WORK TO COMPLETE: Using the records provided below, locate and copy each line that contains the word "dashed".

DATASET CONTENT:
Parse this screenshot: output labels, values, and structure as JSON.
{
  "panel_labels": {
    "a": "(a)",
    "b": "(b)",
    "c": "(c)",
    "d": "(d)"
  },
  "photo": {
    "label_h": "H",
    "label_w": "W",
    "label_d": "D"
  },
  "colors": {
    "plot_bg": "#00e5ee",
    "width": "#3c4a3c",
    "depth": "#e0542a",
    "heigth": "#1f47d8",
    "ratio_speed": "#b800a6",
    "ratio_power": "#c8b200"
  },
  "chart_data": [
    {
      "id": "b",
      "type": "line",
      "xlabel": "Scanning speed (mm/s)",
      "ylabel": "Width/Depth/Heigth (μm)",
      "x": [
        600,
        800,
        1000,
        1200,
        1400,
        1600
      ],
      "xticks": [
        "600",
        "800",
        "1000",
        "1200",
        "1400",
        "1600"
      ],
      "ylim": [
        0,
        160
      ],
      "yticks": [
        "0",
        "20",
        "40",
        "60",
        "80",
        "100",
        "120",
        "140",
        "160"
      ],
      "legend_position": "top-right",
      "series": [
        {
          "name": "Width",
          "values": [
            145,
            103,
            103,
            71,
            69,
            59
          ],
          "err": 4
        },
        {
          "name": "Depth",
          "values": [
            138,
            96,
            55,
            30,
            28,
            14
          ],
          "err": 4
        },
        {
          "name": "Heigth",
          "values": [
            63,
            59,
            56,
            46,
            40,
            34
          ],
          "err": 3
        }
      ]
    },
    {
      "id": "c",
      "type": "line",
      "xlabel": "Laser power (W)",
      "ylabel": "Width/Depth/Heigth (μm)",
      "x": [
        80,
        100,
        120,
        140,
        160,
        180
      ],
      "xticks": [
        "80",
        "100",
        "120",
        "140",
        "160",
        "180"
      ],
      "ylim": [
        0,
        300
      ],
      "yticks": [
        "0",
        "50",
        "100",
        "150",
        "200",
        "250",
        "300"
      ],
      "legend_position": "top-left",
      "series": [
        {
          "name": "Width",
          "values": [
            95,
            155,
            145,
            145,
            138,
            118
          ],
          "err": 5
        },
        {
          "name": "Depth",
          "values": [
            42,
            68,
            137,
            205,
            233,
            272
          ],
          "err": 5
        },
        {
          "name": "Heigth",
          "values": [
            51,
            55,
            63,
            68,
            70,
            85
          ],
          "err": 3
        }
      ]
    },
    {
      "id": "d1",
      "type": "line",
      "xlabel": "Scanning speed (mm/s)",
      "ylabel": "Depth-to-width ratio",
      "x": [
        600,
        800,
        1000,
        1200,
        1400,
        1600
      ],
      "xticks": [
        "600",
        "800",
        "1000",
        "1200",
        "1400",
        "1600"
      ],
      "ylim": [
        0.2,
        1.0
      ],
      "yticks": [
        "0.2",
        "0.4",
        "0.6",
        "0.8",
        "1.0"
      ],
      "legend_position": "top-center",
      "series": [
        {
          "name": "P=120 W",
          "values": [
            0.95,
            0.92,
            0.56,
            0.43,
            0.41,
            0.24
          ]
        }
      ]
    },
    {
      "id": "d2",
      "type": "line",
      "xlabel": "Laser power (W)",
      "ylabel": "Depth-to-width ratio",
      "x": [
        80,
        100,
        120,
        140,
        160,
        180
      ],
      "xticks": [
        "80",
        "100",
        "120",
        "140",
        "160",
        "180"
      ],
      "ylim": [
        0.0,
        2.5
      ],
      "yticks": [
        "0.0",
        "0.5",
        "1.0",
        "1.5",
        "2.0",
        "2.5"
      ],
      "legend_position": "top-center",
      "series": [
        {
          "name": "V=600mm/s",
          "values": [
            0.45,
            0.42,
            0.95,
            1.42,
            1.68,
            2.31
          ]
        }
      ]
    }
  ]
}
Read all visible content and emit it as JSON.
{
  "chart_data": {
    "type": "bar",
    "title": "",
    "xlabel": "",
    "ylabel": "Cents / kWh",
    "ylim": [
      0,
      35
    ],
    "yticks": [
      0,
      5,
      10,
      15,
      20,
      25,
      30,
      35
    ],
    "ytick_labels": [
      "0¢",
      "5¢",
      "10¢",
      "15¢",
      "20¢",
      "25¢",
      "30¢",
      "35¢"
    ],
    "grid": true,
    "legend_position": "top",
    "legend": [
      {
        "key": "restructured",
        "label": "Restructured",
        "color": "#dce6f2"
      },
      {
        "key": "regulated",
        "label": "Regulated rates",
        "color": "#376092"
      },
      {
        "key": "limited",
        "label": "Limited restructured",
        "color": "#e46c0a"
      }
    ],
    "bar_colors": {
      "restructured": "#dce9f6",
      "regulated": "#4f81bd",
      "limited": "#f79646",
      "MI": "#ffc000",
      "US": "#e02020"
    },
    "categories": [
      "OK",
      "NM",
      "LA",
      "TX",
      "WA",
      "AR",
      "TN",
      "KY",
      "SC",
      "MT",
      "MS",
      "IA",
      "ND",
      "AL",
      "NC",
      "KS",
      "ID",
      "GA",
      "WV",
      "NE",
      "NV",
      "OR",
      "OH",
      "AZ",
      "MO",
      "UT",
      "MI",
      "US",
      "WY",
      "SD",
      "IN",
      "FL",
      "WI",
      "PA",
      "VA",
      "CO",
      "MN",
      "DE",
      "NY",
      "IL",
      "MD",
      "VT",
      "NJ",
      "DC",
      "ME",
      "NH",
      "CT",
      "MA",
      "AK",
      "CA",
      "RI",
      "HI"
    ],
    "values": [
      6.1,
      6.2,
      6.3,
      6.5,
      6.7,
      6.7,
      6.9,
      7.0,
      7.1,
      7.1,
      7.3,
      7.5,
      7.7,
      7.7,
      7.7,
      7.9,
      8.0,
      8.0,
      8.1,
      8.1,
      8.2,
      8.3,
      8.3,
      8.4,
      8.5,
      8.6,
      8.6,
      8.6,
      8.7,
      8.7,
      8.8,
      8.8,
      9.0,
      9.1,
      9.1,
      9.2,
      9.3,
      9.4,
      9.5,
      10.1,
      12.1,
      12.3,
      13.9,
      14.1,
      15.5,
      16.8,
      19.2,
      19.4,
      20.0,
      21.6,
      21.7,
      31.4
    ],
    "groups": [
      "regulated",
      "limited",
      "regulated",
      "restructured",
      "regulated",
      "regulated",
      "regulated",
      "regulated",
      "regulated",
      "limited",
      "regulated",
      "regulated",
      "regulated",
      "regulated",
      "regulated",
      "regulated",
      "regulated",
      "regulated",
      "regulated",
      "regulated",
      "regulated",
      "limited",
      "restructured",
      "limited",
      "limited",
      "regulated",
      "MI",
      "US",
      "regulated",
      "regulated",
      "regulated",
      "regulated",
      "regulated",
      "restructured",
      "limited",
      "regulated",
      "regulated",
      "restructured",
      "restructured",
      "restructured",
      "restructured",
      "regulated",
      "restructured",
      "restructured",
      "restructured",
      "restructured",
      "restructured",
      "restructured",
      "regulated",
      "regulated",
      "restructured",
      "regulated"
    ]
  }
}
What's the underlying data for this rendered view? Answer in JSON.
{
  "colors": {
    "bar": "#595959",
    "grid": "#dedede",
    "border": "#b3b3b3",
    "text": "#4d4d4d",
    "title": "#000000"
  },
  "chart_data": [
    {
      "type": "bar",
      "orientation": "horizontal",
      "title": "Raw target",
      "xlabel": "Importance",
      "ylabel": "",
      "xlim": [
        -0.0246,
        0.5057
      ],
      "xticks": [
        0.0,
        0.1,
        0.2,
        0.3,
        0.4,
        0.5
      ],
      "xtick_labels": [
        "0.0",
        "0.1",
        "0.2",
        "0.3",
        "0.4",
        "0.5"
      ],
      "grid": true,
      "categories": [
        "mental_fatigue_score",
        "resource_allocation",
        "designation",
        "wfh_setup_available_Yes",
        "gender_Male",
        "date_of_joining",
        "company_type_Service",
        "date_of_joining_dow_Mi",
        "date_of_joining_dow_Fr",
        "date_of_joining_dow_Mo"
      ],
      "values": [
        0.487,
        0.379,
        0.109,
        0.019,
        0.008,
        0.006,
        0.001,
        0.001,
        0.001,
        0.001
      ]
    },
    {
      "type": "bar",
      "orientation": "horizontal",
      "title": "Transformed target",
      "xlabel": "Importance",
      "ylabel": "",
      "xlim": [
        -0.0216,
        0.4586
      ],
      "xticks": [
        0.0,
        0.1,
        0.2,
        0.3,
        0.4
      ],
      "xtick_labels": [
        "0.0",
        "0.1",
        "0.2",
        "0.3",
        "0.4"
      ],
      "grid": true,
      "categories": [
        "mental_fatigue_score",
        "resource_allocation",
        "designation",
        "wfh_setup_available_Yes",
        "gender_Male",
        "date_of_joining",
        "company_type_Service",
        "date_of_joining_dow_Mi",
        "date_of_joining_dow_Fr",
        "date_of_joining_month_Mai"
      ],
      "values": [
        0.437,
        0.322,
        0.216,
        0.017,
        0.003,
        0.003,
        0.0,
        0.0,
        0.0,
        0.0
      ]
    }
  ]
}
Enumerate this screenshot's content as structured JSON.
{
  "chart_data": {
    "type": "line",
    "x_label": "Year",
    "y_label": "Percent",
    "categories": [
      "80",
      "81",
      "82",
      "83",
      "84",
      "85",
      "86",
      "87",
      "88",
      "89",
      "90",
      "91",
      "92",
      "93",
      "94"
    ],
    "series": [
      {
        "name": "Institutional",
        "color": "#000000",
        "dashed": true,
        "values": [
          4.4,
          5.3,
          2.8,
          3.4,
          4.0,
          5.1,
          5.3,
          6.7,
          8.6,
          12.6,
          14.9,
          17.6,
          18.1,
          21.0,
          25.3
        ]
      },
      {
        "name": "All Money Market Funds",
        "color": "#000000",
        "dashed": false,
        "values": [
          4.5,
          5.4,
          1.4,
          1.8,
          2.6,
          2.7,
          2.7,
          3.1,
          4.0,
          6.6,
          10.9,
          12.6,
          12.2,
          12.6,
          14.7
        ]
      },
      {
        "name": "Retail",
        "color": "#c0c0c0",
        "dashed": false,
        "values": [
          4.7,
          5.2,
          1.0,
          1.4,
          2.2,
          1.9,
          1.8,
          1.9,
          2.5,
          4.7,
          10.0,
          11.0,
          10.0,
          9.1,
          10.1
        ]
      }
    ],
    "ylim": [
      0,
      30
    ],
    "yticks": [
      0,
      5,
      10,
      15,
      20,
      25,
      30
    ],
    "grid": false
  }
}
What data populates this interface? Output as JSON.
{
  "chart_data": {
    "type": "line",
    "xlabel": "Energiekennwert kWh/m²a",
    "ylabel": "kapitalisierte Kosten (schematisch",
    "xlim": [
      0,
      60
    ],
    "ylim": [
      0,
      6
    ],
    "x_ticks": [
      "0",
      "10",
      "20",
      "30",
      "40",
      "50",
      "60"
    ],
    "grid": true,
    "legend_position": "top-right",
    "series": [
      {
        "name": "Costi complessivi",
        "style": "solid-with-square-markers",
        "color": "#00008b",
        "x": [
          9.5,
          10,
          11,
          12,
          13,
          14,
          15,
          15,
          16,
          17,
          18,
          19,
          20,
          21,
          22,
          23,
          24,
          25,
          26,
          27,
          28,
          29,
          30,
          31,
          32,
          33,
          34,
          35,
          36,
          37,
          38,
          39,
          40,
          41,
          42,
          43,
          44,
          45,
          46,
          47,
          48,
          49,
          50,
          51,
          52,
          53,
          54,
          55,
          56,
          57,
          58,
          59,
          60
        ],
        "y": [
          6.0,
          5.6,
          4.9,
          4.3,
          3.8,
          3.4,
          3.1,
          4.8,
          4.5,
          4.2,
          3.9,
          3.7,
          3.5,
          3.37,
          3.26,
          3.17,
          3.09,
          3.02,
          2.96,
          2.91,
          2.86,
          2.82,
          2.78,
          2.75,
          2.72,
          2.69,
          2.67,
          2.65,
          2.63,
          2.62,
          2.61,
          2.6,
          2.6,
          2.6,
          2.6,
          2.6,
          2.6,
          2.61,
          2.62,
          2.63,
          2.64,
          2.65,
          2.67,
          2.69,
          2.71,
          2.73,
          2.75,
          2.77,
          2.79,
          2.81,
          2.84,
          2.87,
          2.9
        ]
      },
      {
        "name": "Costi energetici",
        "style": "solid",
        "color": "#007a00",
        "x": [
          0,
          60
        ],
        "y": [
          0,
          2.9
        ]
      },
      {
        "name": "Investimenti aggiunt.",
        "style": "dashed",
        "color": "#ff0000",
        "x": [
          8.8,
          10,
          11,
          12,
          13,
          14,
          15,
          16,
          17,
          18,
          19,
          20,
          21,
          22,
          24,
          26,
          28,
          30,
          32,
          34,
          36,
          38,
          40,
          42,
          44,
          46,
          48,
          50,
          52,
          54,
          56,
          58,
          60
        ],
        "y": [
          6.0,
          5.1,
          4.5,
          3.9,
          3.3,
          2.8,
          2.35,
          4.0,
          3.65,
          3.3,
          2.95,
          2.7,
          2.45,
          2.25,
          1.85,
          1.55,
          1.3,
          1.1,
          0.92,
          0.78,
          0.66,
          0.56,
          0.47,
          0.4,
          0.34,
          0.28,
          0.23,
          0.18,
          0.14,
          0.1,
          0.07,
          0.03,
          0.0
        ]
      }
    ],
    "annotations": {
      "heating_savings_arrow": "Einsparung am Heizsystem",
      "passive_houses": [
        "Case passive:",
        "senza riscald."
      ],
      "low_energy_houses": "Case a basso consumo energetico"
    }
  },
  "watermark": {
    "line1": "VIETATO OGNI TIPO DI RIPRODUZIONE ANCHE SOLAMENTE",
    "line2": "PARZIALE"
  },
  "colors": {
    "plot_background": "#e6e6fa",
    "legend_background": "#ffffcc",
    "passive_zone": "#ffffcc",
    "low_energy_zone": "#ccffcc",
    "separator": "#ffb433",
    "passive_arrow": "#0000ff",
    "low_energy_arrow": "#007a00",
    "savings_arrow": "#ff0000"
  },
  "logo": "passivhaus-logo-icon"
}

ANSWER TO THIS EXERCISE:
        "dashed": true,
        "dashed": false,
        "dashed": false,
        "style": "dashed",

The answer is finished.